The exercise: Copy out the listing that follows, exactly, without its pictures.
——
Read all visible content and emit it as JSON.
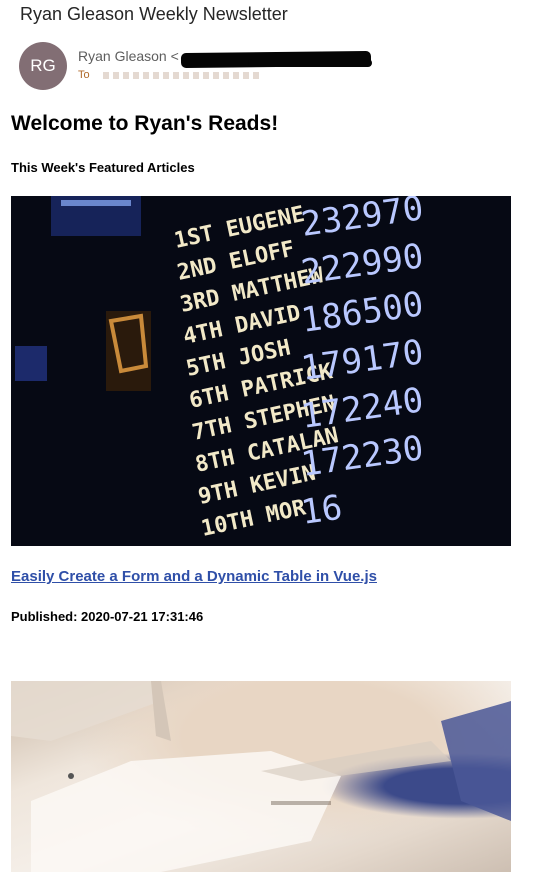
{
  "email": {
    "subject": "Ryan Gleason Weekly Newsletter",
    "avatar_initials": "RG",
    "sender_name": "Ryan Gleason <",
    "to_label": "To"
  },
  "newsletter": {
    "welcome_heading": "Welcome to Ryan's Reads!",
    "section_heading": "This Week's Featured Articles",
    "articles": [
      {
        "title": "Easily Create a Form and a Dynamic Table in Vue.js",
        "published": "Published: 2020-07-21 17:31:46"
      }
    ],
    "leaderboard_image": {
      "names": [
        "1ST EUGENE",
        "2ND ELOFF",
        "3RD MATTHEW",
        "4TH DAVID",
        "5TH JOSH",
        "6TH PATRICK",
        "7TH STEPHEN",
        "8TH CATALAN",
        "9TH KEVIN",
        "10TH MOR"
      ],
      "scores": [
        "232970",
        "222990",
        "186500",
        "179170",
        "172240",
        "172230",
        "16"
      ]
    }
  },
  "colors": {
    "link": "#2f4fa8",
    "avatar_bg": "#826e74",
    "to_label": "#b06a2b"
  }
}
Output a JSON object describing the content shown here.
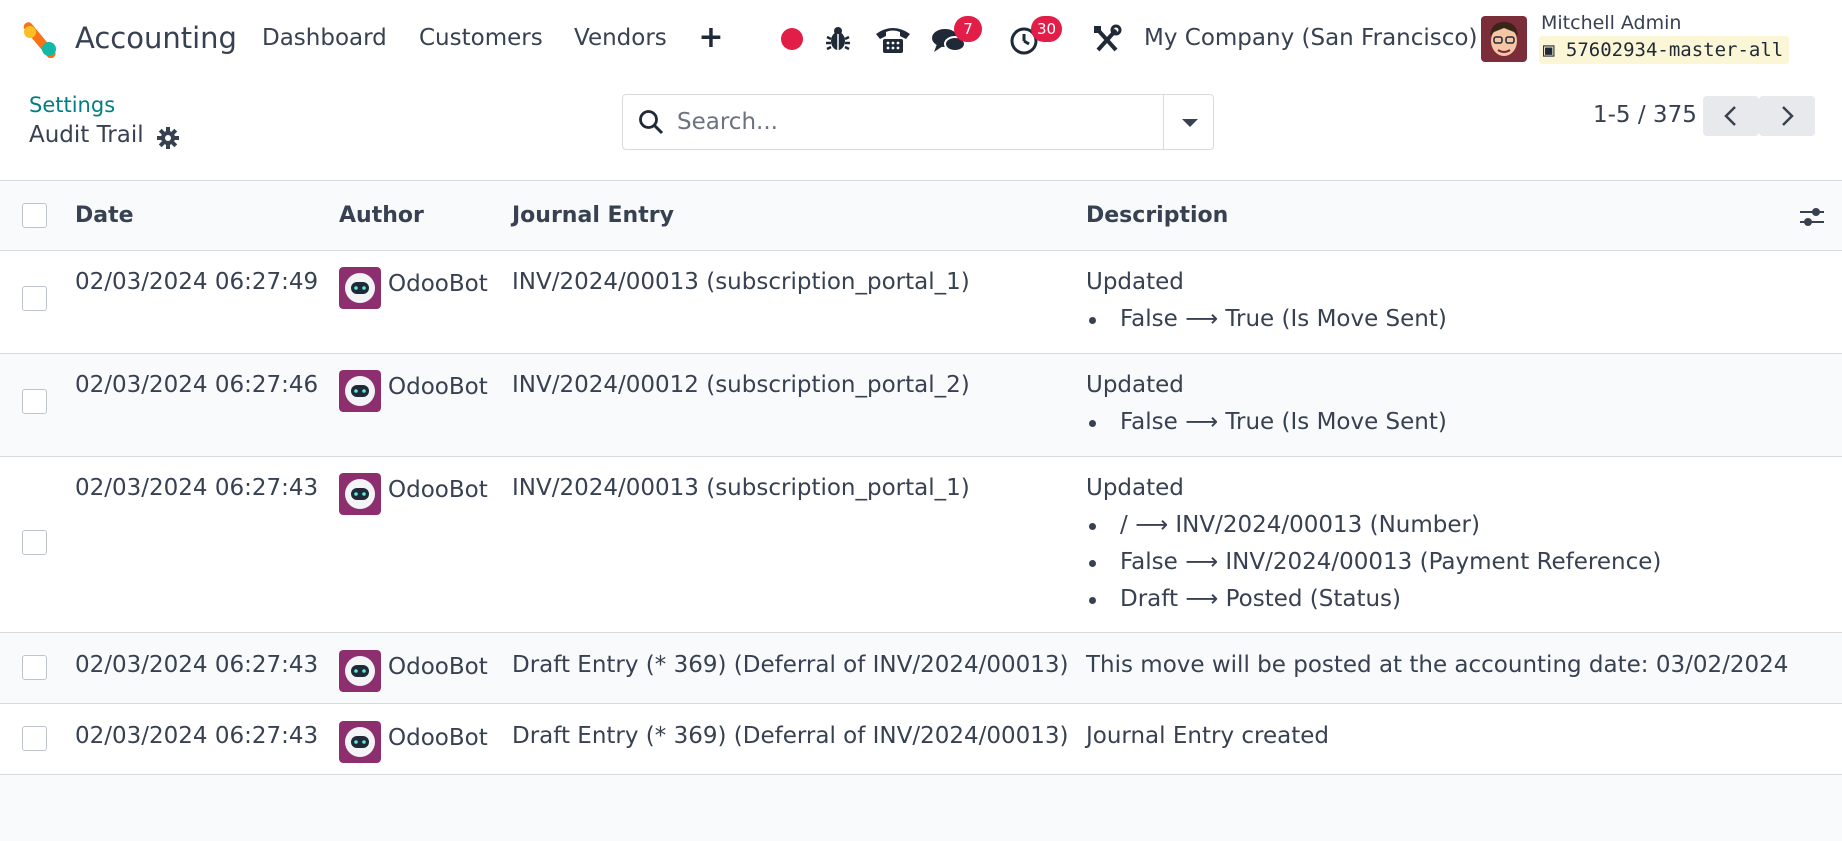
{
  "navbar": {
    "app_name": "Accounting",
    "menu": [
      "Dashboard",
      "Customers",
      "Vendors"
    ],
    "messages_count": "7",
    "activities_count": "30",
    "company": "My Company (San Francisco)",
    "user_name": "Mitchell Admin",
    "database": "57602934-master-all"
  },
  "control": {
    "breadcrumb_parent": "Settings",
    "page_title": "Audit Trail",
    "search_placeholder": "Search...",
    "pager": "1-5 / 375"
  },
  "table": {
    "headers": {
      "date": "Date",
      "author": "Author",
      "journal_entry": "Journal Entry",
      "description": "Description"
    },
    "rows": [
      {
        "date": "02/03/2024 06:27:49",
        "author": "OdooBot",
        "entry": "INV/2024/00013 (subscription_portal_1)",
        "description": "Updated",
        "changes": [
          {
            "old": "False",
            "new": "True (Is Move Sent)"
          }
        ]
      },
      {
        "date": "02/03/2024 06:27:46",
        "author": "OdooBot",
        "entry": "INV/2024/00012 (subscription_portal_2)",
        "description": "Updated",
        "changes": [
          {
            "old": "False",
            "new": "True (Is Move Sent)"
          }
        ]
      },
      {
        "date": "02/03/2024 06:27:43",
        "author": "OdooBot",
        "entry": "INV/2024/00013 (subscription_portal_1)",
        "description": "Updated",
        "changes": [
          {
            "old": "/",
            "new": "INV/2024/00013 (Number)"
          },
          {
            "old": "False",
            "new": "INV/2024/00013 (Payment Reference)"
          },
          {
            "old": "Draft",
            "new": "Posted (Status)"
          }
        ]
      },
      {
        "date": "02/03/2024 06:27:43",
        "author": "OdooBot",
        "entry": "Draft Entry (* 369) (Deferral of INV/2024/00013)",
        "description": "This move will be posted at the accounting date: 03/02/2024",
        "changes": []
      },
      {
        "date": "02/03/2024 06:27:43",
        "author": "OdooBot",
        "entry": "Draft Entry (* 369) (Deferral of INV/2024/00013)",
        "description": "Journal Entry created",
        "changes": []
      }
    ]
  },
  "colors": {
    "accent": "#017e84",
    "badge": "#e11d48",
    "brand_orange": "#f97316",
    "brand_teal": "#14b8a6"
  }
}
——
Output of the exercise:
Read all visible content and emit it as JSON.
{
  "email": {
    "subject": "Ryan Gleason Weekly Newsletter",
    "avatar_initials": "RG",
    "sender_name": "Ryan Gleason <",
    "to_label": "To"
  },
  "newsletter": {
    "welcome_heading": "Welcome to Ryan's Reads!",
    "section_heading": "This Week's Featured Articles",
    "articles": [
      {
        "title": "Easily Create a Form and a Dynamic Table in Vue.js",
        "published": "Published: 2020-07-21 17:31:46"
      }
    ],
    "leaderboard_image": {
      "names": [
        "1ST EUGENE",
        "2ND ELOFF",
        "3RD MATTHEW",
        "4TH DAVID",
        "5TH JOSH",
        "6TH PATRICK",
        "7TH STEPHEN",
        "8TH CATALAN",
        "9TH KEVIN",
        "10TH MOR"
      ],
      "scores": [
        "232970",
        "222990",
        "186500",
        "179170",
        "172240",
        "172230",
        "16"
      ]
    }
  },
  "colors": {
    "link": "#2f4fa8",
    "avatar_bg": "#826e74",
    "to_label": "#b06a2b"
  }
}
Output a JSON object describing the content shown here.
{
  "navbar": {
    "app_name": "Accounting",
    "menu": [
      "Dashboard",
      "Customers",
      "Vendors"
    ],
    "messages_count": "7",
    "activities_count": "30",
    "company": "My Company (San Francisco)",
    "user_name": "Mitchell Admin",
    "database": "57602934-master-all"
  },
  "control": {
    "breadcrumb_parent": "Settings",
    "page_title": "Audit Trail",
    "search_placeholder": "Search...",
    "pager": "1-5 / 375"
  },
  "table": {
    "headers": {
      "date": "Date",
      "author": "Author",
      "journal_entry": "Journal Entry",
      "description": "Description"
    },
    "rows": [
      {
        "date": "02/03/2024 06:27:49",
        "author": "OdooBot",
        "entry": "INV/2024/00013 (subscription_portal_1)",
        "description": "Updated",
        "changes": [
          {
            "old": "False",
            "new": "True (Is Move Sent)"
          }
        ]
      },
      {
        "date": "02/03/2024 06:27:46",
        "author": "OdooBot",
        "entry": "INV/2024/00012 (subscription_portal_2)",
        "description": "Updated",
        "changes": [
          {
            "old": "False",
            "new": "True (Is Move Sent)"
          }
        ]
      },
      {
        "date": "02/03/2024 06:27:43",
        "author": "OdooBot",
        "entry": "INV/2024/00013 (subscription_portal_1)",
        "description": "Updated",
        "changes": [
          {
            "old": "/",
            "new": "INV/2024/00013 (Number)"
          },
          {
            "old": "False",
            "new": "INV/2024/00013 (Payment Reference)"
          },
          {
            "old": "Draft",
            "new": "Posted (Status)"
          }
        ]
      },
      {
        "date": "02/03/2024 06:27:43",
        "author": "OdooBot",
        "entry": "Draft Entry (* 369) (Deferral of INV/2024/00013)",
        "description": "This move will be posted at the accounting date: 03/02/2024",
        "changes": []
      },
      {
        "date": "02/03/2024 06:27:43",
        "author": "OdooBot",
        "entry": "Draft Entry (* 369) (Deferral of INV/2024/00013)",
        "description": "Journal Entry created",
        "changes": []
      }
    ]
  },
  "colors": {
    "accent": "#017e84",
    "badge": "#e11d48",
    "brand_orange": "#f97316",
    "brand_teal": "#14b8a6"
  }
}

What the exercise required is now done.